(Source passage begins)
If the inventory does indeed reveal that the organization relies on an assortment of of languages, frameworks, web servers, and databases, then IT managers can incorporate this key variable in their decision-making process and consider what is the best cloud infrastructure to serve the needs of a polyglot organization. Stackato is an obvious choice, as it runs on any cloud and is a polyglot PaaS.
Second Step: Setting the Right Goals for the Future
Identifying the organization’s applications and dependencies is an important step towards making the right decisions. Yet it is also important to look at the future, so that the decisions made today are not creating tomorrow’s roadblocks. Three principles should be considered to ensure sustainable decision-making.
Choosing Portability Over Convenience
Many companies have successfully convinced their sales team to drive revenue through Salesforce, and have converted Microsoft Office addicted staff to Google Docs. On the surface, these cloud platforms look very attractive. Salesforce offers many convenient services, and Google’s cloud platform provides a wide range of Google apps. However the other side of the coin is that in order to truly benefit from these proprietary platforms’ extended functionality, an organization will be forced to rewrite existing applications. It means that IT will have to do the heavy lifting to integrate the company’s applications with Gmail, Google Docs, and other Google apps, and none of this process is out of the box. In the end, these services and extended functionality lock an organization into specific cloud platforms, making deployment to any other infrastructure almost impossible.
Choosing portability over convenience will ensure that an organization is not locked in any proprietary solution.
The Open Principle
There are now many cloud infrastructure providers to choose from. When it comes to selecting a public, private, or hybrid cloud, it is important for IT managers to keep their options open.
As the largest cloud provider, Amazon Web Services is a great solution for organizations that are mostly focused on cost. However Amazon remains a proprietary closed API, driven by the high volume/low margins mantra. As such, this option presents serious limitations for an enterprise that requires more control and access to live technical support.
(Source passage ends)
(Extracted records begins)
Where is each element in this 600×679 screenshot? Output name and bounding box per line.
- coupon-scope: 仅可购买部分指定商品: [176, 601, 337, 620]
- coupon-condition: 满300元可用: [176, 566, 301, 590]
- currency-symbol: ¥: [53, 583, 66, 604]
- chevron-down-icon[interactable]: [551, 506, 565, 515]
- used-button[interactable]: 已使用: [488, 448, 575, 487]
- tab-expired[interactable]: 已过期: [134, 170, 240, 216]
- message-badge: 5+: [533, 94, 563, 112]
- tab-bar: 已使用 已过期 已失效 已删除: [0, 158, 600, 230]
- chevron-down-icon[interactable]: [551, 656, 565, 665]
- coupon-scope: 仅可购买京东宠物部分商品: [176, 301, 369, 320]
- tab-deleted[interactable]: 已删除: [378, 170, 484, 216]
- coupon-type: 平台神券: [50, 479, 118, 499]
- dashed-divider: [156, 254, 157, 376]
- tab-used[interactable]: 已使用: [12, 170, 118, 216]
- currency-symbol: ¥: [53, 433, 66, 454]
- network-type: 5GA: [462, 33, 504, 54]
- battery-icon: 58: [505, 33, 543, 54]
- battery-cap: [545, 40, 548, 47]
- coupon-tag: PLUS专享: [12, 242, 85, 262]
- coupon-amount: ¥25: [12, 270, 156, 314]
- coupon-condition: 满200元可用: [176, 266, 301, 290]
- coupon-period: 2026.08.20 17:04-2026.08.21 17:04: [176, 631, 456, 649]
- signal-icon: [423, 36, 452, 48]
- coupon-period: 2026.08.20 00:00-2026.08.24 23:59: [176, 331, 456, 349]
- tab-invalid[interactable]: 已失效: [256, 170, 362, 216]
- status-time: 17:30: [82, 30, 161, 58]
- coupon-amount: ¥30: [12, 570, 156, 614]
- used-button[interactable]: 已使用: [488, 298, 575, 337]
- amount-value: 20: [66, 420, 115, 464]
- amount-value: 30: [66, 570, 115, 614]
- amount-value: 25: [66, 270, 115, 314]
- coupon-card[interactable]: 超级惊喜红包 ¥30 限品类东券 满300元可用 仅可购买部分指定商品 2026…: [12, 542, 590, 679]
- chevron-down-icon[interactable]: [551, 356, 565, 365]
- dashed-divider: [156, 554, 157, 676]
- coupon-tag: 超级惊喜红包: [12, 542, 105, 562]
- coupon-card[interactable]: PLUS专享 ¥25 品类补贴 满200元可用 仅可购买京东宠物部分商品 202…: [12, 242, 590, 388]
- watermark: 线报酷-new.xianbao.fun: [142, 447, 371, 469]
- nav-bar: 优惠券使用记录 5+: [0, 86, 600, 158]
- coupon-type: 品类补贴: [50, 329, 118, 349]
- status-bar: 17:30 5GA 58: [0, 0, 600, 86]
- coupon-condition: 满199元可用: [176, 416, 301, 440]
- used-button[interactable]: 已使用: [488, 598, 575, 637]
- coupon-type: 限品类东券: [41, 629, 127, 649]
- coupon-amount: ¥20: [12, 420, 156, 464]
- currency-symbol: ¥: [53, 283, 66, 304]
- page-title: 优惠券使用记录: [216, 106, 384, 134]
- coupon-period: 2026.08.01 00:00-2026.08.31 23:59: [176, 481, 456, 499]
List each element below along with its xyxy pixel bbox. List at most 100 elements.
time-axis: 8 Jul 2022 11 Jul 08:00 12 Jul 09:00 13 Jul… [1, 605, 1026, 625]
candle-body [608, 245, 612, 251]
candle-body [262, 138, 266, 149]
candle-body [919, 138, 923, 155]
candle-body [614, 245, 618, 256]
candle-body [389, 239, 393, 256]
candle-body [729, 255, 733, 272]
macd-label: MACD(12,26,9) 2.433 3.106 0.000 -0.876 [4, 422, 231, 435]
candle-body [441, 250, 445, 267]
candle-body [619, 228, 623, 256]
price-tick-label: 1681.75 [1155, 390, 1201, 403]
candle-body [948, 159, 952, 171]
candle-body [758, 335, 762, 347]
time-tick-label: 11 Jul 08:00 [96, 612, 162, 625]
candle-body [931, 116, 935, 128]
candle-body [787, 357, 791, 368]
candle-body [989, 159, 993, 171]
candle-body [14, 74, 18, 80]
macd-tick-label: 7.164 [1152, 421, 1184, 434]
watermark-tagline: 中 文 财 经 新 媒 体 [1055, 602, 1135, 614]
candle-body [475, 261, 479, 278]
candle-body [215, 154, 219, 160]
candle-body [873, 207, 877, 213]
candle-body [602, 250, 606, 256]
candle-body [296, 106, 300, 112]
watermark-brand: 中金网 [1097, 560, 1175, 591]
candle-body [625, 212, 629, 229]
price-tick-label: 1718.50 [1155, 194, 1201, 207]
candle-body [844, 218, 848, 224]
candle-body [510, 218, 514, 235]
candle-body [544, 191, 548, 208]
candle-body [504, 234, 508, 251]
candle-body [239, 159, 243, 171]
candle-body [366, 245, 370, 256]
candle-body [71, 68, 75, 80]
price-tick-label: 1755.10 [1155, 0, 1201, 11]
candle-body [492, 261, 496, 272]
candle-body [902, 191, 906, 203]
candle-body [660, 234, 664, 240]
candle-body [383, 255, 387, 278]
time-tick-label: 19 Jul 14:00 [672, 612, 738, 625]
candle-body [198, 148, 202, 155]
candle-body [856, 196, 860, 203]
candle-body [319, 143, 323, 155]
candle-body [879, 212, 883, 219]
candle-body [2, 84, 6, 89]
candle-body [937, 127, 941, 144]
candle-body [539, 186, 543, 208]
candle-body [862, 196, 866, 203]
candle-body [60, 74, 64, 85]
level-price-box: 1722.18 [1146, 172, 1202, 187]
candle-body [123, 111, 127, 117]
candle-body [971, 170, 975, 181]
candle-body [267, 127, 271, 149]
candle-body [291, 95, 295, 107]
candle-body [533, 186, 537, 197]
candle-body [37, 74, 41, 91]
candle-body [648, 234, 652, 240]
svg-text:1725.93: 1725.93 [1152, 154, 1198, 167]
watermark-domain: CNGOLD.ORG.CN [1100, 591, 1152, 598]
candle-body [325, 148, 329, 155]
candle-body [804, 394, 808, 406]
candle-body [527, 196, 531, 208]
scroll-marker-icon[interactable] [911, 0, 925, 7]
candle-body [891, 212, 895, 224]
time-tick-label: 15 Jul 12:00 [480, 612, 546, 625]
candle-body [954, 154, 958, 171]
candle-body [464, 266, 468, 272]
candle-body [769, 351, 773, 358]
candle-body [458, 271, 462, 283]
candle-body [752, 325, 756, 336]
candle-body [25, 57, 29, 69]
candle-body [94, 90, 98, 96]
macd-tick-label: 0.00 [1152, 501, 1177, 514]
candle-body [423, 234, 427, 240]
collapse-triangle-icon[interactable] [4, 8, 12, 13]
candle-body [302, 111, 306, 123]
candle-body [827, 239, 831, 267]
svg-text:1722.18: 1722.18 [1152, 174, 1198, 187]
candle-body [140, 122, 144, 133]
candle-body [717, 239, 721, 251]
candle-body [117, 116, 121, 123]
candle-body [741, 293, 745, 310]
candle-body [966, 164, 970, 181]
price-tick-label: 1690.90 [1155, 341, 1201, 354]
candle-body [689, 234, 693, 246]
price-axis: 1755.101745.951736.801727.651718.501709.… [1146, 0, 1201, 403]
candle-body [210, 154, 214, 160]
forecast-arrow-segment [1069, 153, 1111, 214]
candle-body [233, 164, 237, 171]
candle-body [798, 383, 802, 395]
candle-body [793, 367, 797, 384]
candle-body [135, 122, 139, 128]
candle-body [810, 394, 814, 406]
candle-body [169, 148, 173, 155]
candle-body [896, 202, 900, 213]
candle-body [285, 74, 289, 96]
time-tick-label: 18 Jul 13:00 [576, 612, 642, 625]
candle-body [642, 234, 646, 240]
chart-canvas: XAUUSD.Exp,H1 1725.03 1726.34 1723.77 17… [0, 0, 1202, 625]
(Extracted records ends)
Questions on the material
**1)** Reproduce part of the cloud platform passage word for word, starting at the words that contain "The Open Principle" and stopping after "their options open.".
**2)** According to the cloud platform passage, what kind of organization is Amazon Web Services a great solution for?
**3)** Continue the cloud platform passage after its last sentence.
The data has no connection to the cloud platform passage.

Answers for each item
**1)**
The Open Principle
There are now many cloud infrastructure providers to choose from. When it comes to selecting a public, private, or hybrid cloud, it is important for IT managers to keep their options open.

**2)** Organizations that are mostly focused on cost.

**3)**
With the advent of OpenStack and CloudStack, it now becomes possible to select leading public cloud providers that are deployable as a private cloud solution within the enterprise’s own data center and controlled by the in-house IT team. By choosing an open cloud like OpenStack or CloudStack, an organization retains the ability to deploy on either a public or private cloud, and gains all the cloud agility, performance, and economic benefits of the cloud without being locked into a proprietary solution such as Amazon Web Services.
By choosing an open cloud, an organization retains the freedom to easily switch to different solutions in the future.
Checking Under the Hood
Clouds that are built on commodity hardware and are solely driven by lowest margins and highest volumes often fail. The best software in the world still depends on the hardware running underneath. In its recent blog post, Reliability in Cloud Computing, Sam Johnson discussed the challenges faced by many enterprises that adopt cheap reliable software to enable the transition away from expensive reliable hardware.
Both Amazon and Google obtained an early market advantage by offering great proprietary cloud computing software running on top of commodity hardware. However, software is now available as open source, and enterprises no longer tolerate outages. Hardware vendors such as HP and Dell have stepped into the market and run clouds on a much more reliable and trusted hardware. This gives risk-averse enterprises more options, as they can now choose among a number of more reliable, trusted public cloud providers.
Making the decision to move to the cloud becomes less risky. Making cloud strategy decisions is not that hard. All it takes is conducting an inventory, shooting a few zombies, and embracing the open cloud path. The true power of decision-making in the IT world can be unchained for the future.